# [EXERCISE AIM]
Scan the records below. List lines holding "Robert".

# [STORED RECORDS]
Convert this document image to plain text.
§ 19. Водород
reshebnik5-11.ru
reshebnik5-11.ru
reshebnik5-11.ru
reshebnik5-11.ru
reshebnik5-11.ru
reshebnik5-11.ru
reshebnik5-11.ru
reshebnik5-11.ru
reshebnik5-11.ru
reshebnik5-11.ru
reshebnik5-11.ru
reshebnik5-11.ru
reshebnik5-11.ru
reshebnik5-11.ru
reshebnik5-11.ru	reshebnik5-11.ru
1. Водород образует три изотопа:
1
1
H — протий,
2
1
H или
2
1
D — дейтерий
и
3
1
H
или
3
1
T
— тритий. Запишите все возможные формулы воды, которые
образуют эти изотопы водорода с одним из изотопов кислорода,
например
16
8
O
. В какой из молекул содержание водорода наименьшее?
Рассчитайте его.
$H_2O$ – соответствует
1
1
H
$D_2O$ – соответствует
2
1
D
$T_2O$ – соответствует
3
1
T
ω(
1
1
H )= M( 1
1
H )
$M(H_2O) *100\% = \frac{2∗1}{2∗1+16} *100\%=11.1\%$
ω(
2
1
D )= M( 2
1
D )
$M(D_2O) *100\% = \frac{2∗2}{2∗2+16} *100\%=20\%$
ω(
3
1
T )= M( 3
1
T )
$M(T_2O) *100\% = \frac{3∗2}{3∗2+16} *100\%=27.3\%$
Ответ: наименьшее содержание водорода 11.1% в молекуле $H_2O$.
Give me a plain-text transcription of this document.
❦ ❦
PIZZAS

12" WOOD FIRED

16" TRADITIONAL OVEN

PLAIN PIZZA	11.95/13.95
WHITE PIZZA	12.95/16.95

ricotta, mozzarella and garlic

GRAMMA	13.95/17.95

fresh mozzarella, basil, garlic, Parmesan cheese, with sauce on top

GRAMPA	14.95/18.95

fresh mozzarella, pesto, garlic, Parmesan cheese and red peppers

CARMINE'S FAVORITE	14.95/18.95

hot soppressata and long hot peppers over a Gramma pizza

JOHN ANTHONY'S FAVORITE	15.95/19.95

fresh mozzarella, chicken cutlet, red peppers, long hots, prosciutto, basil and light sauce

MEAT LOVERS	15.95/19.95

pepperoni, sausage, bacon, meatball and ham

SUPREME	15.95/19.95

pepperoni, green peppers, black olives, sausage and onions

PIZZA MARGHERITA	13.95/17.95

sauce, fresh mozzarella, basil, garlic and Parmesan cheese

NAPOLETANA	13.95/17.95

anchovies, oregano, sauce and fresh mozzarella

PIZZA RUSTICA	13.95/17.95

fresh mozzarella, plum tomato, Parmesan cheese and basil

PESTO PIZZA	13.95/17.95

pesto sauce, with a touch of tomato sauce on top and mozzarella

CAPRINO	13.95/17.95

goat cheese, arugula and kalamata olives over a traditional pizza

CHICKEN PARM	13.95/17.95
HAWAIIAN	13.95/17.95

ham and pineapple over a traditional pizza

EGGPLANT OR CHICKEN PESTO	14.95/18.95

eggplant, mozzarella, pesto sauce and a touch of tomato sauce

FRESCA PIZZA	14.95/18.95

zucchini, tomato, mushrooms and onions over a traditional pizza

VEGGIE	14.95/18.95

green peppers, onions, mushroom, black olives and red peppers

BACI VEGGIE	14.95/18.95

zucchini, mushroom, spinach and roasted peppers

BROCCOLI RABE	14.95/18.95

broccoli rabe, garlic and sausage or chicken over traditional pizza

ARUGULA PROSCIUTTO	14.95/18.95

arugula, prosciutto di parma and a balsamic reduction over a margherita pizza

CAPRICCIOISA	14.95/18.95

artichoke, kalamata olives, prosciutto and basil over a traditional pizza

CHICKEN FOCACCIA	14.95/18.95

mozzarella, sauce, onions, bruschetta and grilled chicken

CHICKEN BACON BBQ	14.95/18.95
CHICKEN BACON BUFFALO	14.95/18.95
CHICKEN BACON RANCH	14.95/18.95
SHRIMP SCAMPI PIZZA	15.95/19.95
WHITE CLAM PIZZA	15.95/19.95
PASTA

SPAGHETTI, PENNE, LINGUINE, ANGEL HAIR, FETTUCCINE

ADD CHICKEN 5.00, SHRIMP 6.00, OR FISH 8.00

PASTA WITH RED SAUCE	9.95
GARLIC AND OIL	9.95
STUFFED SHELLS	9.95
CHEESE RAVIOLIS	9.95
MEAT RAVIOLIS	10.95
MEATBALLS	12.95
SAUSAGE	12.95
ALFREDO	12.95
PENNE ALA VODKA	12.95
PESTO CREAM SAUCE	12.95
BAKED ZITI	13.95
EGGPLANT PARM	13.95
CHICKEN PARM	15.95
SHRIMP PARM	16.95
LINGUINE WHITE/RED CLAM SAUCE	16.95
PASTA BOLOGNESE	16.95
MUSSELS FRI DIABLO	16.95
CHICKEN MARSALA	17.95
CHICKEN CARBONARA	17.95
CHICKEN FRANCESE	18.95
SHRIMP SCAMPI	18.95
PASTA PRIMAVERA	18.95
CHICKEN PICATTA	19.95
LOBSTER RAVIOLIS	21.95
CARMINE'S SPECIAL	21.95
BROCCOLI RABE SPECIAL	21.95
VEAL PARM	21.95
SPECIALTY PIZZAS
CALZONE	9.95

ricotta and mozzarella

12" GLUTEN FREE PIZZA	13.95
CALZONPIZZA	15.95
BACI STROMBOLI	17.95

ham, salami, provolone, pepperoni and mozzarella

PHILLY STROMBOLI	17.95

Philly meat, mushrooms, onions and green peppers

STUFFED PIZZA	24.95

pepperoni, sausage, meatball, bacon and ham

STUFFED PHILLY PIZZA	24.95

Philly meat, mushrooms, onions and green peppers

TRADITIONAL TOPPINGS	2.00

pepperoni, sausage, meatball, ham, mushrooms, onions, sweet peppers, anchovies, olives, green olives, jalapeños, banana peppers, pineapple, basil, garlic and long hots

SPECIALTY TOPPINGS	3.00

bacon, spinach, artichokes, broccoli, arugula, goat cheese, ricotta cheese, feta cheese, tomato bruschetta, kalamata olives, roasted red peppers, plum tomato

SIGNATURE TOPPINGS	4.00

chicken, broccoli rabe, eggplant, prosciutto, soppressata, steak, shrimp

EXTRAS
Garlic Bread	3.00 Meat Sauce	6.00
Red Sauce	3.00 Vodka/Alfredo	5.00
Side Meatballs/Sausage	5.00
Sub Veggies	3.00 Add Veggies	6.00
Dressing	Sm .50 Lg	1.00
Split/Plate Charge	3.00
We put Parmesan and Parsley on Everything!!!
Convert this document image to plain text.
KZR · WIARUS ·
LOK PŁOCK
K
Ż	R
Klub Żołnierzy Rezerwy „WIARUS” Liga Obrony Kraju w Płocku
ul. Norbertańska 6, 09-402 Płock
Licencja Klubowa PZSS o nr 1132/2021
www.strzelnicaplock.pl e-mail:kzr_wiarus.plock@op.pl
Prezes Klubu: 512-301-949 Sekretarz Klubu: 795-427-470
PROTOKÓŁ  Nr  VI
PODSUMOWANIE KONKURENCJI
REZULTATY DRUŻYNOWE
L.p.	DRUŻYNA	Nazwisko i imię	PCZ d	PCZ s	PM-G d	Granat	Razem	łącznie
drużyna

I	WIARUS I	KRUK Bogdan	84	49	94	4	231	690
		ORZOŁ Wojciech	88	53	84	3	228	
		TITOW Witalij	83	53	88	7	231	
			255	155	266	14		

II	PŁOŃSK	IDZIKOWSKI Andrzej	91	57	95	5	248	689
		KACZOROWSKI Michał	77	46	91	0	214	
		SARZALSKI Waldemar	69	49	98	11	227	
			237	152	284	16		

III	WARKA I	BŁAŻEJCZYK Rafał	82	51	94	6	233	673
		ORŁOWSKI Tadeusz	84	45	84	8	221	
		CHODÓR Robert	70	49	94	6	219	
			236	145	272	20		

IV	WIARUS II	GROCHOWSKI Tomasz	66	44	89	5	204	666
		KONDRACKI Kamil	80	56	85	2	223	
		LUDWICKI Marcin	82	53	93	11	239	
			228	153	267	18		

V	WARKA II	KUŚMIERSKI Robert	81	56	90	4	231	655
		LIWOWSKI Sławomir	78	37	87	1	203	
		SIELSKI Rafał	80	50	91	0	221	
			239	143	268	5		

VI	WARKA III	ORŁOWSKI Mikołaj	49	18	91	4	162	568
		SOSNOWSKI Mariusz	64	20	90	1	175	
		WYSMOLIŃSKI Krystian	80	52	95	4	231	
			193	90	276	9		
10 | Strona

# [WRITTEN ANSWER]
		CHODÓR Robert	70	49	94	6	219	
V	WARKA II	KUŚMIERSKI Robert	81	56	90	4	231	655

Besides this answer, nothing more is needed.